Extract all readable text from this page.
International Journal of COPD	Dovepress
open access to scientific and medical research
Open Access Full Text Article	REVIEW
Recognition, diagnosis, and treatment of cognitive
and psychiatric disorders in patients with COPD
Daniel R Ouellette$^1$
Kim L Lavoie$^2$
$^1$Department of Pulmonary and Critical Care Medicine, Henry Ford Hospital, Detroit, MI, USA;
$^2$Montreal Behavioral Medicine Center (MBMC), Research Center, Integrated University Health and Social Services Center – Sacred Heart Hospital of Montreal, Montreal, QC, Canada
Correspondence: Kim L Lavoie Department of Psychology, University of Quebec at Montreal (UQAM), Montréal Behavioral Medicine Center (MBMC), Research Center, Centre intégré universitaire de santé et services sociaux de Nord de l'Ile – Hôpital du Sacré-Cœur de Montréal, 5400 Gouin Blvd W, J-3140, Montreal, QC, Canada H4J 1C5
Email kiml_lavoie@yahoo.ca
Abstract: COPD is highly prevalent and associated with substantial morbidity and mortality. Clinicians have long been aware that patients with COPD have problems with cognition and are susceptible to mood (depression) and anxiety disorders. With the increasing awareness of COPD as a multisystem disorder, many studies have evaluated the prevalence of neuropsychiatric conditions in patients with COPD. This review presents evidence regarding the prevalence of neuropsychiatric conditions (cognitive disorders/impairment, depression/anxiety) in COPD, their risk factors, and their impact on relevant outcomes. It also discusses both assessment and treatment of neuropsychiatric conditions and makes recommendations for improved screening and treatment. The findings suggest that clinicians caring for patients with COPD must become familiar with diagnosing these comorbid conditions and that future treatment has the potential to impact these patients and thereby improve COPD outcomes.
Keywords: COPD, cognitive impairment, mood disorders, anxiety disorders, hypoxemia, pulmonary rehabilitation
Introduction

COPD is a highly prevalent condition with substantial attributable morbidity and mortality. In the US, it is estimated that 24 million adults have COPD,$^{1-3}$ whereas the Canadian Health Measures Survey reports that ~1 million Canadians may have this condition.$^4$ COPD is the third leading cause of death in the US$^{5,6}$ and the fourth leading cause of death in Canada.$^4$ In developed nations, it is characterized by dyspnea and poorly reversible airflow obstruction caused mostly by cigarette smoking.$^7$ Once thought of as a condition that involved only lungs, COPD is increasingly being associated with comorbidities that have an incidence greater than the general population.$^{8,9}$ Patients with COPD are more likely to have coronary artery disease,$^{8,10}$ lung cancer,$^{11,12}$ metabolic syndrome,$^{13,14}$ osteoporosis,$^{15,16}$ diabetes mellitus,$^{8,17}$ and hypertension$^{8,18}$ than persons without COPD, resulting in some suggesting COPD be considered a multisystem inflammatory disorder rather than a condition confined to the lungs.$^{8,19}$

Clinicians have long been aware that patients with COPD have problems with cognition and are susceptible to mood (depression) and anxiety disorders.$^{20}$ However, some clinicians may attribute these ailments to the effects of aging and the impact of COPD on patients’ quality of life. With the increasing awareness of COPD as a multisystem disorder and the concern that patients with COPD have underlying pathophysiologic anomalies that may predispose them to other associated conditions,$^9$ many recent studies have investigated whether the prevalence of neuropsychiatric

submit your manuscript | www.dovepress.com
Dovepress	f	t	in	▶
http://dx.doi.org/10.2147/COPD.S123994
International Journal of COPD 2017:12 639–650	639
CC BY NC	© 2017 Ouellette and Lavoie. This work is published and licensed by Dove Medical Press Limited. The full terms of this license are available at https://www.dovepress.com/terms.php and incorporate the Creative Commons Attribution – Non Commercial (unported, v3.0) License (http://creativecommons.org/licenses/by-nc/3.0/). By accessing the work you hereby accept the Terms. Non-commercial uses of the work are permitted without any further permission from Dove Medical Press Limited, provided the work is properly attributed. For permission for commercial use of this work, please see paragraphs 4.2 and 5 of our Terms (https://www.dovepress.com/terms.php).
--------------------
▶ [TASK DIRECTIONS] Wherever "impairment" occurs in the records above, copy the line it sits in.

▶ [RESULT OF THIS EXERCISE]
Abstract: COPD is highly prevalent and associated with substantial morbidity and mortality. Clinicians have long been aware that patients with COPD have problems with cognition and are susceptible to mood (depression) and anxiety disorders. With the increasing awareness of COPD as a multisystem disorder, many studies have evaluated the prevalence of neuropsychiatric conditions in patients with COPD. This review presents evidence regarding the prevalence of neuropsychiatric conditions (cognitive disorders/impairment, depression/anxiety) in COPD, their risk factors, and their impact on relevant outcomes. It also discusses both assessment and treatment of neuropsychiatric conditions and makes recommendations for improved screening and treatment. The findings suggest that clinicians caring for patients with COPD must become familiar with diagnosing these comorbid conditions and that future treatment has the potential to impact these patients and thereby improve COPD outcomes.
Keywords: COPD, cognitive impairment, mood disorders, anxiety disorders, hypoxemia, pulmonary rehabilitation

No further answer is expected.